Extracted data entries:
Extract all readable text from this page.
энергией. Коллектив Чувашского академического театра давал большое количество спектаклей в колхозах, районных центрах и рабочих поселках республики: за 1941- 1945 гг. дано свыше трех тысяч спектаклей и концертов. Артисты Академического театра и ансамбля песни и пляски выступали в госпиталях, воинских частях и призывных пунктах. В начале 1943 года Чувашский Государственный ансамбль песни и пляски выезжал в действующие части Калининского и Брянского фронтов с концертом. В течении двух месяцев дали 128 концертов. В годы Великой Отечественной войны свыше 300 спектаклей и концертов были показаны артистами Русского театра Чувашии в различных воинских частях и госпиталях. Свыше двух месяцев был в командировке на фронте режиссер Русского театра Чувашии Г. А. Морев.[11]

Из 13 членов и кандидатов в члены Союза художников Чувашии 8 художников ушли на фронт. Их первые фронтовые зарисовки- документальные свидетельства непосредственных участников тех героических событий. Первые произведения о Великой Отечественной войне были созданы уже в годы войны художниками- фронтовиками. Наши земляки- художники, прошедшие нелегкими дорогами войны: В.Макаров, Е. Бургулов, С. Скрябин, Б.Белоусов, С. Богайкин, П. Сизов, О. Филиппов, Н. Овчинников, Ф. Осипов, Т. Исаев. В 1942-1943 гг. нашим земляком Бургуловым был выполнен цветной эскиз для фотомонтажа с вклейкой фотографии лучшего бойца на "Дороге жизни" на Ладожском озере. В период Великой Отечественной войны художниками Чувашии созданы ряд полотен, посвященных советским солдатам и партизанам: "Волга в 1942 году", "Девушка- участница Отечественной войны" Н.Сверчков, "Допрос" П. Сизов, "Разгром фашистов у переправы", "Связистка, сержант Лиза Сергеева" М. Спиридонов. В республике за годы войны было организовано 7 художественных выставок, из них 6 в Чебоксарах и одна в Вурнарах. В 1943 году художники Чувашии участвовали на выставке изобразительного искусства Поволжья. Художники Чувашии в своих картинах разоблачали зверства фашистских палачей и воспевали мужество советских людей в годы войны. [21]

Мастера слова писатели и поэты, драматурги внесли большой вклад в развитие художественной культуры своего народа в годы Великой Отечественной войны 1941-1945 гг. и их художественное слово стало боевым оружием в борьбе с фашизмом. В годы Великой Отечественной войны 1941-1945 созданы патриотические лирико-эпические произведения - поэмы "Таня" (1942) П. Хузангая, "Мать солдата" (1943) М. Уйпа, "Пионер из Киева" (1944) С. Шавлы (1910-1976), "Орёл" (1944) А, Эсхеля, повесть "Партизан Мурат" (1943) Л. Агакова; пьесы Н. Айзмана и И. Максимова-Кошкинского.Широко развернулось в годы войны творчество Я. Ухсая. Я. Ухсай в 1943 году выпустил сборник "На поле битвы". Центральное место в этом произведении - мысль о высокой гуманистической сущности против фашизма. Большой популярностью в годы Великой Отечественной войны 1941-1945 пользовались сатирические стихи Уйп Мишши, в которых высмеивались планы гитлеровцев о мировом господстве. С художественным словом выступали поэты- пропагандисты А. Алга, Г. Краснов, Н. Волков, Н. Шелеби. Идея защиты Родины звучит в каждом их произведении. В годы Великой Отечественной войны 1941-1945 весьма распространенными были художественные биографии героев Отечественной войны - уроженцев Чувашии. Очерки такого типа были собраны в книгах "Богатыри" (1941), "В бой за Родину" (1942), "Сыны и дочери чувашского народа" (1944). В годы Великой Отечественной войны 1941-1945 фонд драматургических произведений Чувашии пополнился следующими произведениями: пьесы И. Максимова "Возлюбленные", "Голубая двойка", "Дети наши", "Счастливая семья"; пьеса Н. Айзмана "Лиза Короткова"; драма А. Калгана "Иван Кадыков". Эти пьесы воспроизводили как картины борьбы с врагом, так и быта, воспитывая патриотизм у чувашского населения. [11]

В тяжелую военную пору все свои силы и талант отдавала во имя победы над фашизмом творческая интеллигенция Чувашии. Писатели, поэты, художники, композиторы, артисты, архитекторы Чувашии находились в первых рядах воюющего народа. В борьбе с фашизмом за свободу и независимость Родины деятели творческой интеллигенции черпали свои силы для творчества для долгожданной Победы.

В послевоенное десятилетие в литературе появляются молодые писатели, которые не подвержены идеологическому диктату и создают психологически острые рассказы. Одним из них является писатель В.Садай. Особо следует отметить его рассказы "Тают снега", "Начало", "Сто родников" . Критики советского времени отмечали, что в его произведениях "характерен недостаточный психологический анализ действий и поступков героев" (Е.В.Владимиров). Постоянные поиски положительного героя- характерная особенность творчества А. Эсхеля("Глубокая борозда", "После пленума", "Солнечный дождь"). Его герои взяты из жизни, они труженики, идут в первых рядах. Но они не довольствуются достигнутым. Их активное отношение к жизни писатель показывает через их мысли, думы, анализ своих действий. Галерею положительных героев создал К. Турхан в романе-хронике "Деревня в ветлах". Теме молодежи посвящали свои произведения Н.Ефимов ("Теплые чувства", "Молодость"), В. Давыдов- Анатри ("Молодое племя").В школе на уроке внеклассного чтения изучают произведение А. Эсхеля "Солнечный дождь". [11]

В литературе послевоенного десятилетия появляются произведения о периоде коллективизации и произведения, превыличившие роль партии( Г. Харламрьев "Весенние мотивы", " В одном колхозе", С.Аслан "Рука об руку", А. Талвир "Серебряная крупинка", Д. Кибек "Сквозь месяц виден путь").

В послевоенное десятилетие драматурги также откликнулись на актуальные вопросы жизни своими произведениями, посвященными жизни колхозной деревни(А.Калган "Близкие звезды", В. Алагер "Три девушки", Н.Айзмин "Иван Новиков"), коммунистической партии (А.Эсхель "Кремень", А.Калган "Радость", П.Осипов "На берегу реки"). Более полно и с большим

> [INSTRUCTION]:
Return the lines above exactly, keeping every word.

> [TASK ANSWER]:
Extract all readable text from this page.
энергией. Коллектив Чувашского академического театра давал большое количество спектаклей в колхозах, районных центрах и рабочих поселках республики: за 1941- 1945 гг. дано свыше трех тысяч спектаклей и концертов. Артисты Академического театра и ансамбля песни и пляски выступали в госпиталях, воинских частях и призывных пунктах. В начале 1943 года Чувашский Государственный ансамбль песни и пляски выезжал в действующие части Калининского и Брянского фронтов с концертом. В течении двух месяцев дали 128 концертов. В годы Великой Отечественной войны свыше 300 спектаклей и концертов были показаны артистами Русского театра Чувашии в различных воинских частях и госпиталях. Свыше двух месяцев был в командировке на фронте режиссер Русского театра Чувашии Г. А. Морев.[11]

Из 13 членов и кандидатов в члены Союза художников Чувашии 8 художников ушли на фронт. Их первые фронтовые зарисовки- документальные свидетельства непосредственных участников тех героических событий. Первые произведения о Великой Отечественной войне были созданы уже в годы войны художниками- фронтовиками. Наши земляки- художники, прошедшие нелегкими дорогами войны: В.Макаров, Е. Бургулов, С. Скрябин, Б.Белоусов, С. Богайкин, П. Сизов, О. Филиппов, Н. Овчинников, Ф. Осипов, Т. Исаев. В 1942-1943 гг. нашим земляком Бургуловым был выполнен цветной эскиз для фотомонтажа с вклейкой фотографии лучшего бойца на "Дороге жизни" на Ладожском озере. В период Великой Отечественной войны художниками Чувашии созданы ряд полотен, посвященных советским солдатам и партизанам: "Волга в 1942 году", "Девушка- участница Отечественной войны" Н.Сверчков, "Допрос" П. Сизов, "Разгром фашистов у переправы", "Связистка, сержант Лиза Сергеева" М. Спиридонов. В республике за годы войны было организовано 7 художественных выставок, из них 6 в Чебоксарах и одна в Вурнарах. В 1943 году художники Чувашии участвовали на выставке изобразительного искусства Поволжья. Художники Чувашии в своих картинах разоблачали зверства фашистских палачей и воспевали мужество советских людей в годы войны. [21]

Мастера слова писатели и поэты, драматурги внесли большой вклад в развитие художественной культуры своего народа в годы Великой Отечественной войны 1941-1945 гг. и их художественное слово стало боевым оружием в борьбе с фашизмом. В годы Великой Отечественной войны 1941-1945 созданы патриотические лирико-эпические произведения - поэмы "Таня" (1942) П. Хузангая, "Мать солдата" (1943) М. Уйпа, "Пионер из Киева" (1944) С. Шавлы (1910-1976), "Орёл" (1944) А, Эсхеля, повесть "Партизан Мурат" (1943) Л. Агакова; пьесы Н. Айзмана и И. Максимова-Кошкинского.Широко развернулось в годы войны творчество Я. Ухсая. Я. Ухсай в 1943 году выпустил сборник "На поле битвы". Центральное место в этом произведении - мысль о высокой гуманистической сущности против фашизма. Большой популярностью в годы Великой Отечественной войны 1941-1945 пользовались сатирические стихи Уйп Мишши, в которых высмеивались планы гитлеровцев о мировом господстве. С художественным словом выступали поэты- пропагандисты А. Алга, Г. Краснов, Н. Волков, Н. Шелеби. Идея защиты Родины звучит в каждом их произведении. В годы Великой Отечественной войны 1941-1945 весьма распространенными были художественные биографии героев Отечественной войны - уроженцев Чувашии. Очерки такого типа были собраны в книгах "Богатыри" (1941), "В бой за Родину" (1942), "Сыны и дочери чувашского народа" (1944). В годы Великой Отечественной войны 1941-1945 фонд драматургических произведений Чувашии пополнился следующими произведениями: пьесы И. Максимова "Возлюбленные", "Голубая двойка", "Дети наши", "Счастливая семья"; пьеса Н. Айзмана "Лиза Короткова"; драма А. Калгана "Иван Кадыков". Эти пьесы воспроизводили как картины борьбы с врагом, так и быта, воспитывая патриотизм у чувашского населения. [11]

В тяжелую военную пору все свои силы и талант отдавала во имя победы над фашизмом творческая интеллигенция Чувашии. Писатели, поэты, художники, композиторы, артисты, архитекторы Чувашии находились в первых рядах воюющего народа. В борьбе с фашизмом за свободу и независимость Родины деятели творческой интеллигенции черпали свои силы для творчества для долгожданной Победы.

В послевоенное десятилетие в литературе появляются молодые писатели, которые не подвержены идеологическому диктату и создают психологически острые рассказы. Одним из них является писатель В.Садай. Особо следует отметить его рассказы "Тают снега", "Начало", "Сто родников" . Критики советского времени отмечали, что в его произведениях "характерен недостаточный психологический анализ действий и поступков героев" (Е.В.Владимиров). Постоянные поиски положительного героя- характерная особенность творчества А. Эсхеля("Глубокая борозда", "После пленума", "Солнечный дождь"). Его герои взяты из жизни, они труженики, идут в первых рядах. Но они не довольствуются достигнутым. Их активное отношение к жизни писатель показывает через их мысли, думы, анализ своих действий. Галерею положительных героев создал К. Турхан в романе-хронике "Деревня в ветлах". Теме молодежи посвящали свои произведения Н.Ефимов ("Теплые чувства", "Молодость"), В. Давыдов- Анатри ("Молодое племя").В школе на уроке внеклассного чтения изучают произведение А. Эсхеля "Солнечный дождь". [11]

В литературе послевоенного десятилетия появляются произведения о периоде коллективизации и произведения, превыличившие роль партии( Г. Харламрьев "Весенние мотивы", " В одном колхозе", С.Аслан "Рука об руку", А. Талвир "Серебряная крупинка", Д. Кибек "Сквозь месяц виден путь").

В послевоенное десятилетие драматурги также откликнулись на актуальные вопросы жизни своими произведениями, посвященными жизни колхозной деревни(А.Калган "Близкие звезды", В. Алагер "Три девушки", Н.Айзмин "Иван Новиков"), коммунистической партии (А.Эсхель "Кремень", А.Калган "Радость", П.Осипов "На берегу реки"). Более полно и с большим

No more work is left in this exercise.